TO DO
Retype the listing exactly, so that the copy matches it line for line.

^^^^^^^^

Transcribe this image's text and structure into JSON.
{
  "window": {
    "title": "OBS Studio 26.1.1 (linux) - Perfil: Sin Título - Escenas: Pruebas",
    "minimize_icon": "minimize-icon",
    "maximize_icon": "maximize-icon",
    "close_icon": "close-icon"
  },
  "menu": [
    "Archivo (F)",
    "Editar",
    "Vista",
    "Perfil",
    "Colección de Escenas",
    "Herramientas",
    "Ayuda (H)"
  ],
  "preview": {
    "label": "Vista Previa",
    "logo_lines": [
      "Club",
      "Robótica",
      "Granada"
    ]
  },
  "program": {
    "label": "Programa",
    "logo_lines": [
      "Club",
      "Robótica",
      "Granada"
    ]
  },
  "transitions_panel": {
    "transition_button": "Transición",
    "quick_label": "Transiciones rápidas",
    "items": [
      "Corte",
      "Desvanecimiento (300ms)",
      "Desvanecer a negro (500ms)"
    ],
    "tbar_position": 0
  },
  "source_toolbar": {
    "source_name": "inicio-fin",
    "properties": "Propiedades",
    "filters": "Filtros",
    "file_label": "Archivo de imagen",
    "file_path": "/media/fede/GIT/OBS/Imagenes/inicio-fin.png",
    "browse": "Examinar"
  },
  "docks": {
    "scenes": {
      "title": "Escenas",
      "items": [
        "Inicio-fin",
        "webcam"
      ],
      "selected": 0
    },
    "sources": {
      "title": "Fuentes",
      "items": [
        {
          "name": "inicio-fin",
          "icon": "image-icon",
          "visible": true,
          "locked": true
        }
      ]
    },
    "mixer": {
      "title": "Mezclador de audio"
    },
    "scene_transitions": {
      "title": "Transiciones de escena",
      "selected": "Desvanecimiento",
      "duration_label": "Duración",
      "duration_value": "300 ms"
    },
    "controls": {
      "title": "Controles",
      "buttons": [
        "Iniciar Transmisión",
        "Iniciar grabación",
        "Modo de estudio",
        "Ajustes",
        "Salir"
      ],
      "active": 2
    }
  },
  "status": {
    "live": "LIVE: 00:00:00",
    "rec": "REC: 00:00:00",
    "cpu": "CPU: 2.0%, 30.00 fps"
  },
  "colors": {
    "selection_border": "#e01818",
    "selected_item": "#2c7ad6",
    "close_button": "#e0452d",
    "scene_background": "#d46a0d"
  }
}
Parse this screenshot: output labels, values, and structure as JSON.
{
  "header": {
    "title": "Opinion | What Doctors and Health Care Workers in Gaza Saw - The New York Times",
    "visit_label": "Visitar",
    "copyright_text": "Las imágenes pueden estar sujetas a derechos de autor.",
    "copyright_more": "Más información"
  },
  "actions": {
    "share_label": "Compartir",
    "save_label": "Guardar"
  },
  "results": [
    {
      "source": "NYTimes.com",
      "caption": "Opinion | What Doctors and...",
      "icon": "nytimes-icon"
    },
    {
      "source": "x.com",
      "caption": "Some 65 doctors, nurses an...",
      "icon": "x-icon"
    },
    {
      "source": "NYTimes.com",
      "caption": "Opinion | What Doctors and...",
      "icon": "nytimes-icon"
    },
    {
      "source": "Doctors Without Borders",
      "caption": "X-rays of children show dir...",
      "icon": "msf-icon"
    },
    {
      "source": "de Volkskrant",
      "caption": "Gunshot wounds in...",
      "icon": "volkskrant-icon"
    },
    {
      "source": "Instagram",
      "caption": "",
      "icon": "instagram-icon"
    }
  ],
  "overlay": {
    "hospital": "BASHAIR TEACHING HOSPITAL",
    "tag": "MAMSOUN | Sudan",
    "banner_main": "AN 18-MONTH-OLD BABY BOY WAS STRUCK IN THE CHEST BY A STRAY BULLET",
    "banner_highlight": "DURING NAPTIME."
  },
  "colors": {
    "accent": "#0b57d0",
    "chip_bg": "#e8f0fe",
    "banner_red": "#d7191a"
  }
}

^^^^^^^^

TASK ANSWER
Transcribe this image's text and structure into JSON.
{
  "window": {
    "title": "OBS Studio 26.1.1 (linux) - Perfil: Sin Título - Escenas: Pruebas",
    "minimize_icon": "minimize-icon",
    "maximize_icon": "maximize-icon",
    "close_icon": "close-icon"
  },
  "menu": [
    "Archivo (F)",
    "Editar",
    "Vista",
    "Perfil",
    "Colección de Escenas",
    "Herramientas",
    "Ayuda (H)"
  ],
  "preview": {
    "label": "Vista Previa",
    "logo_lines": [
      "Club",
      "Robótica",
      "Granada"
    ]
  },
  "program": {
    "label": "Programa",
    "logo_lines": [
      "Club",
      "Robótica",
      "Granada"
    ]
  },
  "transitions_panel": {
    "transition_button": "Transición",
    "quick_label": "Transiciones rápidas",
    "items": [
      "Corte",
      "Desvanecimiento (300ms)",
      "Desvanecer a negro (500ms)"
    ],
    "tbar_position": 0
  },
  "source_toolbar": {
    "source_name": "inicio-fin",
    "properties": "Propiedades",
    "filters": "Filtros",
    "file_label": "Archivo de imagen",
    "file_path": "/media/fede/GIT/OBS/Imagenes/inicio-fin.png",
    "browse": "Examinar"
  },
  "docks": {
    "scenes": {
      "title": "Escenas",
      "items": [
        "Inicio-fin",
        "webcam"
      ],
      "selected": 0
    },
    "sources": {
      "title": "Fuentes",
      "items": [
        {
          "name": "inicio-fin",
          "icon": "image-icon",
          "visible": true,
          "locked": true
        }
      ]
    },
    "mixer": {
      "title": "Mezclador de audio"
    },
    "scene_transitions": {
      "title": "Transiciones de escena",
      "selected": "Desvanecimiento",
      "duration_label": "Duración",
      "duration_value": "300 ms"
    },
    "controls": {
      "title": "Controles",
      "buttons": [
        "Iniciar Transmisión",
        "Iniciar grabación",
        "Modo de estudio",
        "Ajustes",
        "Salir"
      ],
      "active": 2
    }
  },
  "status": {
    "live": "LIVE: 00:00:00",
    "rec": "REC: 00:00:00",
    "cpu": "CPU: 2.0%, 30.00 fps"
  },
  "colors": {
    "selection_border": "#e01818",
    "selected_item": "#2c7ad6",
    "close_button": "#e0452d",
    "scene_background": "#d46a0d"
  }
}
Parse this screenshot: output labels, values, and structure as JSON.
{
  "header": {
    "title": "Opinion | What Doctors and Health Care Workers in Gaza Saw - The New York Times",
    "visit_label": "Visitar",
    "copyright_text": "Las imágenes pueden estar sujetas a derechos de autor.",
    "copyright_more": "Más información"
  },
  "actions": {
    "share_label": "Compartir",
    "save_label": "Guardar"
  },
  "results": [
    {
      "source": "NYTimes.com",
      "caption": "Opinion | What Doctors and...",
      "icon": "nytimes-icon"
    },
    {
      "source": "x.com",
      "caption": "Some 65 doctors, nurses an...",
      "icon": "x-icon"
    },
    {
      "source": "NYTimes.com",
      "caption": "Opinion | What Doctors and...",
      "icon": "nytimes-icon"
    },
    {
      "source": "Doctors Without Borders",
      "caption": "X-rays of children show dir...",
      "icon": "msf-icon"
    },
    {
      "source": "de Volkskrant",
      "caption": "Gunshot wounds in...",
      "icon": "volkskrant-icon"
    },
    {
      "source": "Instagram",
      "caption": "",
      "icon": "instagram-icon"
    }
  ],
  "overlay": {
    "hospital": "BASHAIR TEACHING HOSPITAL",
    "tag": "MAMSOUN | Sudan",
    "banner_main": "AN 18-MONTH-OLD BABY BOY WAS STRUCK IN THE CHEST BY A STRAY BULLET",
    "banner_highlight": "DURING NAPTIME."
  },
  "colors": {
    "accent": "#0b57d0",
    "chip_bg": "#e8f0fe",
    "banner_red": "#d7191a"
  }
}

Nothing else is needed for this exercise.